MAKALAH TENTANG PERIODISASI DAN PERKEMBANGAN HADITS

PERIODISASI DAN PERKEMBANGAN HADITS

PENDAHULUAN

A.      Latar Belakang
Sejarah perkembangan hadits merupakan masa atau periode yang telah dilalui oleh hadits dari masa lahirnya dan tumbuh dalam pengenalan, penghayatan, dan pengamalan umat dari generasi ke generasi. Mengkaji sejarah perkembangan hadits sangat penting sebelum mengkaji secara lebih jauh tentang ilmu hadits. Mempelajari sejarah hadits sangat diperlukan yaitu dengan cara memeriksa periode-periode yang telah dilalui oleh hadits (sejarah perkembangannya). Akan tetapi dewasa ini banyak sekali yang tidak mengetahui sejarah pertumbuhan dan perkembangan hadits. Tentunya suatu hal yang tidak sewajarnya  apabila umat Islam itu sendiri tidak mengetahuinya.

Tujuan Tugas:
Tolong teruskan makalah tentang periodisasi dan perkembangan hadits di atas, mulai sesudah kalimat terakhirnya. Baris-baris di bawah ini tidak ada kaitannya dengan tugas ini.

Data yang Diberikan:
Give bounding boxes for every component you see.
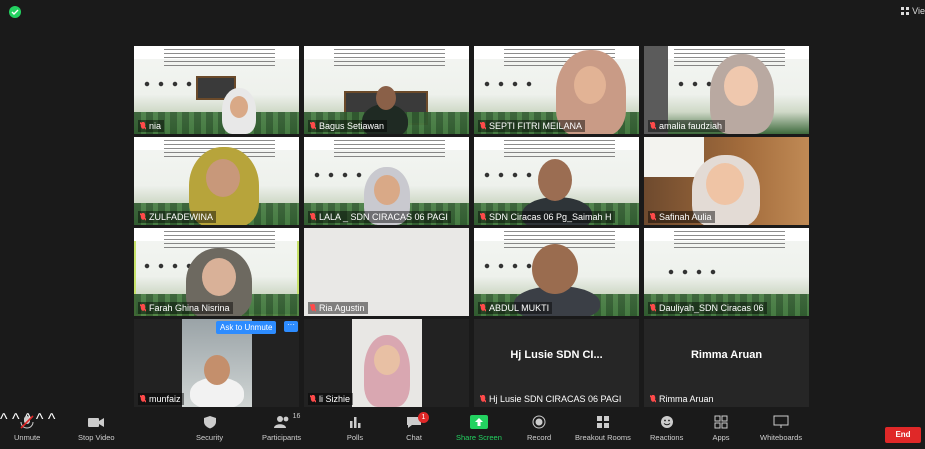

Jawaban:
Oleh sebab itu di dalam makalah ini  akan kita bahas tentang periodisasi dan perkembangan hadits. Makalah ini akan memaparkan tentang Sejarah Pertumbuhan dan Perkembangan Hadits Pada Masa Nabi Muhammad SAW,Masa Sahabat Besar, Masa Sahabat Kecil, Pada Abad II Hijriyah, Pada Awal Sampai Akhir Abad III Hijriyah, Pada Abad IV Sampai Pertengahan Abad VII Hijriyah, Pada Pertengahan Abad VII Sampai Sekarang


PEMBAHASAN

     A.      Hadits Pada Masa Nabi Muhammad SAW.
Hadits pada masa Nabi Muhammad ini disebut dengan ‘Ashr al-Wahyi wa al-Taqwīn’ (masa turunnya wahyu dan pembentukan masyarakat Islam). Pada periode ini hadits lahir berupa sabda (aqwal), perbuatan (af’al) dan penetapan (taqrīr) Nabi yang berfungsi menerangkan al-Qur’ān untuk menegakkan syariat Islam dan membentuk masyarakat Islam.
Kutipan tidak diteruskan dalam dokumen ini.